▶ **Exercise aim**:
Where the string "France" occurs in the material below, report the whole line.

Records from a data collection

|---|

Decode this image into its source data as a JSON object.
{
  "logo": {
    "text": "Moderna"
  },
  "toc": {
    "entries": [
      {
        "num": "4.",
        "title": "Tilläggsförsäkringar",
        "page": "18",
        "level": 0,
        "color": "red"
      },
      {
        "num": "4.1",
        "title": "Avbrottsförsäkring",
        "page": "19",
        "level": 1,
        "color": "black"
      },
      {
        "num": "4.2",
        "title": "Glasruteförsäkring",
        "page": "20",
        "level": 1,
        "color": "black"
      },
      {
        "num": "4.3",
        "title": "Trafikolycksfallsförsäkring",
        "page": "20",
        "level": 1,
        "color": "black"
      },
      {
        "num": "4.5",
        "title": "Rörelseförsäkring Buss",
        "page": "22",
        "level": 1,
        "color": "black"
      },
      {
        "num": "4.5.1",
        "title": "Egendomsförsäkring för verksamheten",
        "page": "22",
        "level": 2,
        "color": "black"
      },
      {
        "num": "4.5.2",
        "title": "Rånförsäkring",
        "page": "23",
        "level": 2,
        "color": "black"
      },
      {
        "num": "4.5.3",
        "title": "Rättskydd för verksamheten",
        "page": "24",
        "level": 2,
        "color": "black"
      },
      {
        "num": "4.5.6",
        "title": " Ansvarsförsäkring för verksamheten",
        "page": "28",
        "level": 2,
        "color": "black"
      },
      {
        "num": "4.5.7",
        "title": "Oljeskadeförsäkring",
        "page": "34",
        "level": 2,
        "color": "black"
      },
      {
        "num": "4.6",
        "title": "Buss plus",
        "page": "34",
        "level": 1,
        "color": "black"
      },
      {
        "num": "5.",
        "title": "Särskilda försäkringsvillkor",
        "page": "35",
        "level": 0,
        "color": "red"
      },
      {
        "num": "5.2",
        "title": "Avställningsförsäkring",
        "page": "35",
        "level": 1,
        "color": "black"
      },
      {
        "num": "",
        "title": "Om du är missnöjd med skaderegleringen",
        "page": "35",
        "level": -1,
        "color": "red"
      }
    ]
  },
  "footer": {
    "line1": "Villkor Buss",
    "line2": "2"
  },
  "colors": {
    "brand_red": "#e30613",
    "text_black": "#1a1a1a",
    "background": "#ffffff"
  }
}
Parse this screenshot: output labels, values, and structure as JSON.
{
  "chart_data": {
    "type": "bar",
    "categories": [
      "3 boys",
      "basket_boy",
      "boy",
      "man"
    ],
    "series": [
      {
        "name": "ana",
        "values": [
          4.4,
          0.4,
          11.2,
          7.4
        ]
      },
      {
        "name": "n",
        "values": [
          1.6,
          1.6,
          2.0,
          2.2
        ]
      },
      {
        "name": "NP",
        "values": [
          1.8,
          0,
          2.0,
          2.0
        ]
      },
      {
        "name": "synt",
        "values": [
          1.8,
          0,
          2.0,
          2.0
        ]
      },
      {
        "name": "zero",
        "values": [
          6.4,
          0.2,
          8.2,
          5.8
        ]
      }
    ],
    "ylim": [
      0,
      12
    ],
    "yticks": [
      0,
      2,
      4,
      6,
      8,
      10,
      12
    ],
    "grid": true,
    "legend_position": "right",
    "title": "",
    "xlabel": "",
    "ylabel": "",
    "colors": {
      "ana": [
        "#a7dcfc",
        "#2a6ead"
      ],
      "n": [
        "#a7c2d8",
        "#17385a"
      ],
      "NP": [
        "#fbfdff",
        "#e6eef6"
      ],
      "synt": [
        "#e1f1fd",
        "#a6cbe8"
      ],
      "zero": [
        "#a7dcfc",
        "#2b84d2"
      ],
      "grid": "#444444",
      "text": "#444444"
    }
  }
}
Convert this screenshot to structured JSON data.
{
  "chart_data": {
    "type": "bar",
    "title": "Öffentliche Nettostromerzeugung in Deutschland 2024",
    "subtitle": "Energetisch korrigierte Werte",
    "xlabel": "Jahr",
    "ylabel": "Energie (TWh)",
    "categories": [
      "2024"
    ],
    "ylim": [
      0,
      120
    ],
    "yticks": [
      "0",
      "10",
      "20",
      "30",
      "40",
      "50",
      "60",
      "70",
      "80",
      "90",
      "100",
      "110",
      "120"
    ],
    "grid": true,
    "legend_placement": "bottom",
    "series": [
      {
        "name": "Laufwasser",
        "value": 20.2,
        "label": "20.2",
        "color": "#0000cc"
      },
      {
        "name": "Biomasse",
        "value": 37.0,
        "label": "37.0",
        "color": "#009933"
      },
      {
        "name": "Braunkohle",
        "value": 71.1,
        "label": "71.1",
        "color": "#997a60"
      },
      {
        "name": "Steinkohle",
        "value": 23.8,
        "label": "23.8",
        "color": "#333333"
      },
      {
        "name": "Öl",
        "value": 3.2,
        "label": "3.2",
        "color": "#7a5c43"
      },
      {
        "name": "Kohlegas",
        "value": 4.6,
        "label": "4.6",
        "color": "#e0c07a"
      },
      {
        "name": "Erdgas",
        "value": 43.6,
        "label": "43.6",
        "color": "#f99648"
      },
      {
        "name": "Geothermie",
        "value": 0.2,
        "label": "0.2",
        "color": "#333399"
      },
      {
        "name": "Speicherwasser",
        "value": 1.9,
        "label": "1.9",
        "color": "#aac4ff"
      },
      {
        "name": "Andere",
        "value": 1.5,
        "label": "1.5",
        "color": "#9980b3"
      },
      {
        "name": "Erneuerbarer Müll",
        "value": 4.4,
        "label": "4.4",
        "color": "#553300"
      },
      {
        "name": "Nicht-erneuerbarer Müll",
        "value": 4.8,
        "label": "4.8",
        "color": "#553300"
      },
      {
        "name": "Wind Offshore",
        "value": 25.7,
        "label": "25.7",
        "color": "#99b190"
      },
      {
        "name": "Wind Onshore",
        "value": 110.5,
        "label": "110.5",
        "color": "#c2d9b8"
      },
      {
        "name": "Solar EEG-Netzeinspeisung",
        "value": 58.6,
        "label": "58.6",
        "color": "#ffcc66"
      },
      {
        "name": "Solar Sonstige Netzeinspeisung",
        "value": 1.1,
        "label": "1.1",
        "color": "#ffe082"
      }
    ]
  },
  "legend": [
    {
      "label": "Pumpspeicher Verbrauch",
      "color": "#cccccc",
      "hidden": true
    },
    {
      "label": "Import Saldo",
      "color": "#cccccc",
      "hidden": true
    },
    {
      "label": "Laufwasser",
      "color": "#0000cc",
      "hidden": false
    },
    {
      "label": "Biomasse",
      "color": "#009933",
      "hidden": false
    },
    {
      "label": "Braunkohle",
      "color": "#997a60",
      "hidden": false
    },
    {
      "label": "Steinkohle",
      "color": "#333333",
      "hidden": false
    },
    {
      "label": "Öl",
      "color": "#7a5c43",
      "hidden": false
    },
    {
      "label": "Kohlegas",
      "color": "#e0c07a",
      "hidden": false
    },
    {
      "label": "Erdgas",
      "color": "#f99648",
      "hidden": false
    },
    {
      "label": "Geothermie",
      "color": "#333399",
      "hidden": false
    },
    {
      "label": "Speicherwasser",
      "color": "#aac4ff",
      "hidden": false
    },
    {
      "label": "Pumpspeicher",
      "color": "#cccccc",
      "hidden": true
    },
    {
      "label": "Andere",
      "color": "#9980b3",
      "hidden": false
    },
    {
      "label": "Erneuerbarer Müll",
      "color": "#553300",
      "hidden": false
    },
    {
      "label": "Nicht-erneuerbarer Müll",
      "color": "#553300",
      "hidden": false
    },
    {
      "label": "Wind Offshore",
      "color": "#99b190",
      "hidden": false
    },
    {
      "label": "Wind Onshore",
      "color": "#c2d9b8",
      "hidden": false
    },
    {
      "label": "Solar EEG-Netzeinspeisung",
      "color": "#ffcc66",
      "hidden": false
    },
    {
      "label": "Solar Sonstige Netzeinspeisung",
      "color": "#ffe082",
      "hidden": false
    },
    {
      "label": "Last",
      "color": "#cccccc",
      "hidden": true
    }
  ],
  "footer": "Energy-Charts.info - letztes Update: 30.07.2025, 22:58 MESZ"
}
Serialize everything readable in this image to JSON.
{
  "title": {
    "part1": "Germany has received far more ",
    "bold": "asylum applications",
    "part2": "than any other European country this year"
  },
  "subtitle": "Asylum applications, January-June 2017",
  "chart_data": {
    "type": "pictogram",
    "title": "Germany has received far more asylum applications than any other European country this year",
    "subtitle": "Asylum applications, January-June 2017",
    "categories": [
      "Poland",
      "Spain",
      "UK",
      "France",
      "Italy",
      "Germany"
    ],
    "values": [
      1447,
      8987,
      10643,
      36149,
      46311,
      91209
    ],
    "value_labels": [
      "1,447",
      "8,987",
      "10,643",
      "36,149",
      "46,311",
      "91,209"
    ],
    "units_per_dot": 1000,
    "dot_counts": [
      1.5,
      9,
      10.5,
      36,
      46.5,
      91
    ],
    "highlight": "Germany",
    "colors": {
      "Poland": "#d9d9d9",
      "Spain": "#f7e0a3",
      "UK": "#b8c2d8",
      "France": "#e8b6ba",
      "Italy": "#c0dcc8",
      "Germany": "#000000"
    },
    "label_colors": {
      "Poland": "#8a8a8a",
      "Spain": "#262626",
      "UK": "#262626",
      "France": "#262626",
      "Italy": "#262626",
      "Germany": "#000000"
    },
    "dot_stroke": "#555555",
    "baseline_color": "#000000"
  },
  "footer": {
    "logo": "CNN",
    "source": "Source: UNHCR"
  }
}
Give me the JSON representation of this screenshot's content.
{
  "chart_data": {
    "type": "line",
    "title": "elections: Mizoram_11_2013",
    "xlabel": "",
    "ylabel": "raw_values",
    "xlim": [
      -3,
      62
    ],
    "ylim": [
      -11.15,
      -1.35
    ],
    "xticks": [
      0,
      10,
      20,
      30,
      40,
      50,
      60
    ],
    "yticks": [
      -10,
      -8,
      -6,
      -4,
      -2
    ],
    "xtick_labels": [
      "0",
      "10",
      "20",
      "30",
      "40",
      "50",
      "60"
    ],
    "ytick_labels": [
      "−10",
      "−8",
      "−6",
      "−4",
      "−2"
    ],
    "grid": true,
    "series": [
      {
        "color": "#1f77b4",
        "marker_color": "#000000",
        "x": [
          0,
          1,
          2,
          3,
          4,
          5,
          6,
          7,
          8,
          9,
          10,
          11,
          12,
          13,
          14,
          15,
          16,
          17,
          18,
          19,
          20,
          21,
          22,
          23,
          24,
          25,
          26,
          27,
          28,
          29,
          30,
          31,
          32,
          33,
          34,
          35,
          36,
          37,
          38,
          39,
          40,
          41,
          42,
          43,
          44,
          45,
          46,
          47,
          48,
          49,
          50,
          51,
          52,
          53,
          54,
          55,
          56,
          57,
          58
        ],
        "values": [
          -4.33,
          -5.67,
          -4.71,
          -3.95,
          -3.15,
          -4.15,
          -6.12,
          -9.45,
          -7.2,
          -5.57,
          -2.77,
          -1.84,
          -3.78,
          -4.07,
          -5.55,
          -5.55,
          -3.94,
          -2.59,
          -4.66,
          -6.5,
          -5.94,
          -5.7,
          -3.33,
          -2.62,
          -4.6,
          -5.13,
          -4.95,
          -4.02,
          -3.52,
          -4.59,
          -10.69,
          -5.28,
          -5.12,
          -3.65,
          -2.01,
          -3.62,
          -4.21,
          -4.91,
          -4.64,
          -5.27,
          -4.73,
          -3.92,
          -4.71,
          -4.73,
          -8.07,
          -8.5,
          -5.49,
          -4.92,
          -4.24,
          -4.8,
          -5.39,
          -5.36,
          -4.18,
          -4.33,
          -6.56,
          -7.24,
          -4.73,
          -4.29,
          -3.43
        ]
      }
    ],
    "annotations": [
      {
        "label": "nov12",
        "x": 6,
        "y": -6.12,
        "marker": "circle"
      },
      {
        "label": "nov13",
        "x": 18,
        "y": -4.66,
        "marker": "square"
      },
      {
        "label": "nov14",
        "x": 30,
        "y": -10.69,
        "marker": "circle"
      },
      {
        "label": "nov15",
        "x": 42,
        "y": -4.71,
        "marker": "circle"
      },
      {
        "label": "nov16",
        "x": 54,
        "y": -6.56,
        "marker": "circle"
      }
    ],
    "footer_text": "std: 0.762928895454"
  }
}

|---|

▶ **Output for this exercise**:
      "France",
      "France": "#e8b6ba",
      "France": "#262626",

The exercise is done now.